Exercise:
Copy down every line where the string "nAktivasyon" shows up.

— start Record list —

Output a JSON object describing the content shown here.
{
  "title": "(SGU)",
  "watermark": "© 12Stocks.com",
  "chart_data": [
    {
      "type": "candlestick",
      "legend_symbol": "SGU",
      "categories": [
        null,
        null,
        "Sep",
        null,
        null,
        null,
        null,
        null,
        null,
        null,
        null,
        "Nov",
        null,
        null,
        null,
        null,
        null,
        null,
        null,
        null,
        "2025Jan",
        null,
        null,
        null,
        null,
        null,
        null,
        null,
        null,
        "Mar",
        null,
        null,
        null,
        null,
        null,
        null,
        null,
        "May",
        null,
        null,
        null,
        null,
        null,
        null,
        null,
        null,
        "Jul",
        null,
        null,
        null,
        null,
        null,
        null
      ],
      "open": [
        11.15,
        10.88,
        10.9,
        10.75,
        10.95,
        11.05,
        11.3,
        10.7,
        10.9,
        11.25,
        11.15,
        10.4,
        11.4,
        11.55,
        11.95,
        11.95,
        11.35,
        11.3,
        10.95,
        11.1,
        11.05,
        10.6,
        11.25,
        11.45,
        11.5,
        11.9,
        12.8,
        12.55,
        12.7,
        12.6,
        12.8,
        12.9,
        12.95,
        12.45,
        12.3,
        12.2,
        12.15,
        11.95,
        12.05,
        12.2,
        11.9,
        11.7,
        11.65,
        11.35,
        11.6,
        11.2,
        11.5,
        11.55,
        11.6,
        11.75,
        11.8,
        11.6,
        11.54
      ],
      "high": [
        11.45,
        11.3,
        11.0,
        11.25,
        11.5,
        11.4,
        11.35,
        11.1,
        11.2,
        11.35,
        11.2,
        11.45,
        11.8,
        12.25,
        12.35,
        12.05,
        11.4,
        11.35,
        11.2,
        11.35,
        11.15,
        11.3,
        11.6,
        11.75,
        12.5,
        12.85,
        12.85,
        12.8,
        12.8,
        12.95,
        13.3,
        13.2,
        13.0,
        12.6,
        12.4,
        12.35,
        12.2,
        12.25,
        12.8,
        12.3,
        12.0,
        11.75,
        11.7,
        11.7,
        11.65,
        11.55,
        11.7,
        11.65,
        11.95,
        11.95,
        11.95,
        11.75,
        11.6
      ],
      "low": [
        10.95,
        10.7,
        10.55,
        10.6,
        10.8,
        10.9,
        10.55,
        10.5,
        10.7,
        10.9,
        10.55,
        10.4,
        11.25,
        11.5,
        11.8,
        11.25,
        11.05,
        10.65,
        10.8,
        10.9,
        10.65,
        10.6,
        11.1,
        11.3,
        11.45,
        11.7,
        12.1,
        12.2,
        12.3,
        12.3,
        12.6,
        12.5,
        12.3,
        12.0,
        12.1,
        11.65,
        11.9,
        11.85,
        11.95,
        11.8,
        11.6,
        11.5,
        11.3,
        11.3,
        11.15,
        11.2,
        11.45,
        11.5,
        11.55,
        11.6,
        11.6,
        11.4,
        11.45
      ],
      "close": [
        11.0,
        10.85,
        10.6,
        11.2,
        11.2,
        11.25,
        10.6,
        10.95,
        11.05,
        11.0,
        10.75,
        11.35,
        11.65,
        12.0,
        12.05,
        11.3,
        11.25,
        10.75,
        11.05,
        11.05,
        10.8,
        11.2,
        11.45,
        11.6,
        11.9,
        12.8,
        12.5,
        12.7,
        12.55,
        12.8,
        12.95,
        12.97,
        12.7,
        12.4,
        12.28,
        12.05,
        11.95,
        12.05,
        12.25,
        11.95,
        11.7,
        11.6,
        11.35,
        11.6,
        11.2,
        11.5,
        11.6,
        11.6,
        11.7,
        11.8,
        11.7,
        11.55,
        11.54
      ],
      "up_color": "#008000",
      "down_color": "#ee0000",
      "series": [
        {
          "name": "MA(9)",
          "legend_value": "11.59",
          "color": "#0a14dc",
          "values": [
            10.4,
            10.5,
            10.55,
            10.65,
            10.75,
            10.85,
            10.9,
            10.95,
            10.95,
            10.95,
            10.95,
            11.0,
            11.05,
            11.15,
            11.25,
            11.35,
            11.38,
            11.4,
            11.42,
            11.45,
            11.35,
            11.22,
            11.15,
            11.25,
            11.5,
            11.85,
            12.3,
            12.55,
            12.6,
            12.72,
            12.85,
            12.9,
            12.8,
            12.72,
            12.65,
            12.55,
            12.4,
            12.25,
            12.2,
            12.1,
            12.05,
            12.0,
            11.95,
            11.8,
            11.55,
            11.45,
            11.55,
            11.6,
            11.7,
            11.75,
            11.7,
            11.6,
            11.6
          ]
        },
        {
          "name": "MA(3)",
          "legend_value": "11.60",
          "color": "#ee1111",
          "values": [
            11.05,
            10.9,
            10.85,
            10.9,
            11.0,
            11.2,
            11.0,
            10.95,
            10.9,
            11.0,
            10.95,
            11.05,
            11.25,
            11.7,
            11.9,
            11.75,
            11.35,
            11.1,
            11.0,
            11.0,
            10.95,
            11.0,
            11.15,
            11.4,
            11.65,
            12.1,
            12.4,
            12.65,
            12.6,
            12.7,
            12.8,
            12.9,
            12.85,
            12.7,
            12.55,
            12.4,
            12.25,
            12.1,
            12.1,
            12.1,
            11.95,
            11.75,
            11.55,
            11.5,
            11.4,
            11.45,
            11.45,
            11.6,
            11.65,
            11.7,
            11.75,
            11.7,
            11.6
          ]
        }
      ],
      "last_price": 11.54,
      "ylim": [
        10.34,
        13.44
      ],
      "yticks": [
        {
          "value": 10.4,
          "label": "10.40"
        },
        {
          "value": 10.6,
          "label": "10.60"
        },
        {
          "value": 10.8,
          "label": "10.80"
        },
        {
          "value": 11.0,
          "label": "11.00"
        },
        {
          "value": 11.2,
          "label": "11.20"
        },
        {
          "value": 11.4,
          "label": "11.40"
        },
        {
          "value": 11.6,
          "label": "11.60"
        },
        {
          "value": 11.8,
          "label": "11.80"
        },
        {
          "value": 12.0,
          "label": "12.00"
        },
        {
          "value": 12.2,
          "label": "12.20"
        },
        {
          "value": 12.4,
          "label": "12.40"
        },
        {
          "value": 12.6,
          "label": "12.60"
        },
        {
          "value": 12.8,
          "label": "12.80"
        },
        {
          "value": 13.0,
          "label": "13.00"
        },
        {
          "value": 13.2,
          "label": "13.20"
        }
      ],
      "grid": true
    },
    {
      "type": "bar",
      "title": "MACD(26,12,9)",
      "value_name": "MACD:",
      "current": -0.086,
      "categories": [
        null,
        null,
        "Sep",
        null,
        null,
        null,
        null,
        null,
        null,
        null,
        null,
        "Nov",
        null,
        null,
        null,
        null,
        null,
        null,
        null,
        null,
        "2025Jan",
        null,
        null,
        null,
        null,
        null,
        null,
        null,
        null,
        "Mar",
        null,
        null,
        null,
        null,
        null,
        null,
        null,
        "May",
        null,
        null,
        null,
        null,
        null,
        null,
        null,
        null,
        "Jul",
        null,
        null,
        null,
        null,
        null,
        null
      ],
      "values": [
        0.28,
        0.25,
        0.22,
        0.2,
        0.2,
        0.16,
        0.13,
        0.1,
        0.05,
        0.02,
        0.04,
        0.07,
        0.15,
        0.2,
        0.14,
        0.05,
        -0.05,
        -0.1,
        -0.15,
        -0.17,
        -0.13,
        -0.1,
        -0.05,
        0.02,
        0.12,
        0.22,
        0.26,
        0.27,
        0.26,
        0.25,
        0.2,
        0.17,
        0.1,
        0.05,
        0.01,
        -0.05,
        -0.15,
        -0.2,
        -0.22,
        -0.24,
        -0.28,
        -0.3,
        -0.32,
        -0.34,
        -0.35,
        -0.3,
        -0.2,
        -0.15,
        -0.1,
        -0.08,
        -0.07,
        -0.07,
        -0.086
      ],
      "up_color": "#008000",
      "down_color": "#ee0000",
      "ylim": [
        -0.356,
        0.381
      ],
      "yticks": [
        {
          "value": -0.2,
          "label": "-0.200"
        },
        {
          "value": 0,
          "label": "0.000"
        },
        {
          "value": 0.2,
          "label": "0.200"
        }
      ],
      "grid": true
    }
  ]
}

— end Record list —
— start Record list —

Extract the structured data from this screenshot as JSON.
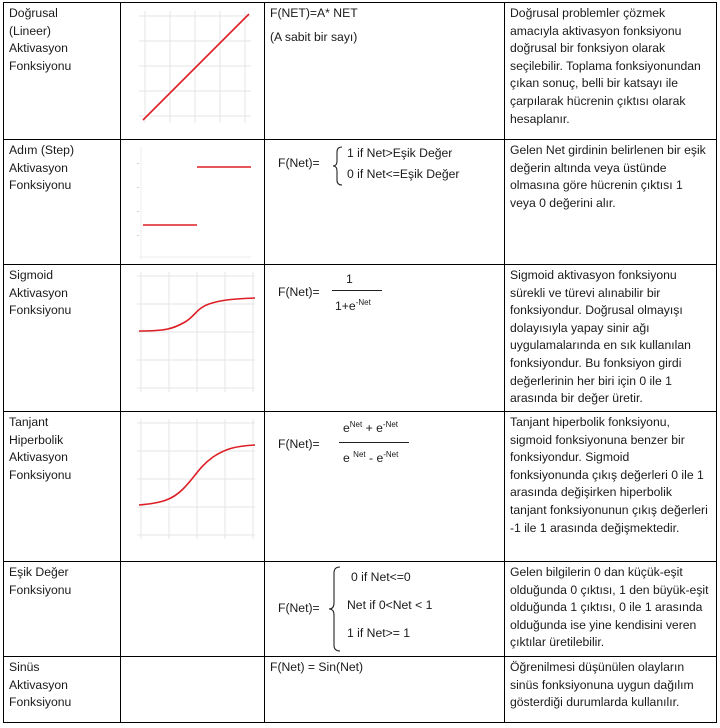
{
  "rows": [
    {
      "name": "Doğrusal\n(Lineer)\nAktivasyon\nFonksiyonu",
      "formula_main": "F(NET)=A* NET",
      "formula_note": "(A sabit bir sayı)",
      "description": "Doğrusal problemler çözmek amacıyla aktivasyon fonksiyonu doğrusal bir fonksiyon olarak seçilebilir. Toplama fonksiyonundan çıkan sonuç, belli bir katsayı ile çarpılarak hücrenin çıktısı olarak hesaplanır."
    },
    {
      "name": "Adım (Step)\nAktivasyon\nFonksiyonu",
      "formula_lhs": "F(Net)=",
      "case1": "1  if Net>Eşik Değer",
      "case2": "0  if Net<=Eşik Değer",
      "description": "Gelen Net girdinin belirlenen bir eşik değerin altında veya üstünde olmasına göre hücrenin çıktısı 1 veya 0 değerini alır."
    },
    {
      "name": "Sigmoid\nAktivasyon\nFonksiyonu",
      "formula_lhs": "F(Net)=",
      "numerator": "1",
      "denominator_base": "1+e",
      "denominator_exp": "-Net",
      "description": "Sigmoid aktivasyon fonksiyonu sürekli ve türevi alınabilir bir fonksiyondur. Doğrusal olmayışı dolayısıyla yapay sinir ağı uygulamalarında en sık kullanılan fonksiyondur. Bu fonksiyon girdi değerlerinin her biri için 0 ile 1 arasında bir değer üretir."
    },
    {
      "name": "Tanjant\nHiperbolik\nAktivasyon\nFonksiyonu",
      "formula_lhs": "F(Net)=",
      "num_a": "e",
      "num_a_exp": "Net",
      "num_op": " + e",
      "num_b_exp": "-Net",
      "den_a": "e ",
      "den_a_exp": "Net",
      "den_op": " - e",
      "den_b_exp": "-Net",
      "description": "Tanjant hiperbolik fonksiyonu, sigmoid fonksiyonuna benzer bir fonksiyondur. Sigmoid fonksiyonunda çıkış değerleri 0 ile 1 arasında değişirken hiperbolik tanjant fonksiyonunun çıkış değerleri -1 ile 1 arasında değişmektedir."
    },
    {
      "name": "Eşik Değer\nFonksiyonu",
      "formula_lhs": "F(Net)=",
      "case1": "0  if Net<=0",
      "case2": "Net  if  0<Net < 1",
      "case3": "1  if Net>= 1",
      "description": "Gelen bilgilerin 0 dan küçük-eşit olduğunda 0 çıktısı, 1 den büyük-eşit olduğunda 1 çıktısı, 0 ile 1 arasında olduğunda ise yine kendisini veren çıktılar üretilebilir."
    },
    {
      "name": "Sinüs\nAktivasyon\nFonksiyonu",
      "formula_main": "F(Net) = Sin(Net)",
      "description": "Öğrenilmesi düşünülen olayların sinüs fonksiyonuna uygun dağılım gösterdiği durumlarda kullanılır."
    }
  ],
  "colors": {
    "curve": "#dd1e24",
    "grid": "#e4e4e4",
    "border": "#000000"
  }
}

— end Record list —

Solution:
      "name": "Doğrusal\n(Lineer)\nAktivasyon\nFonksiyonu",
      "name": "Adım (Step)\nAktivasyon\nFonksiyonu",
      "name": "Sigmoid\nAktivasyon\nFonksiyonu",
      "name": "Tanjant\nHiperbolik\nAktivasyon\nFonksiyonu",
      "name": "Sinüs\nAktivasyon\nFonksiyonu",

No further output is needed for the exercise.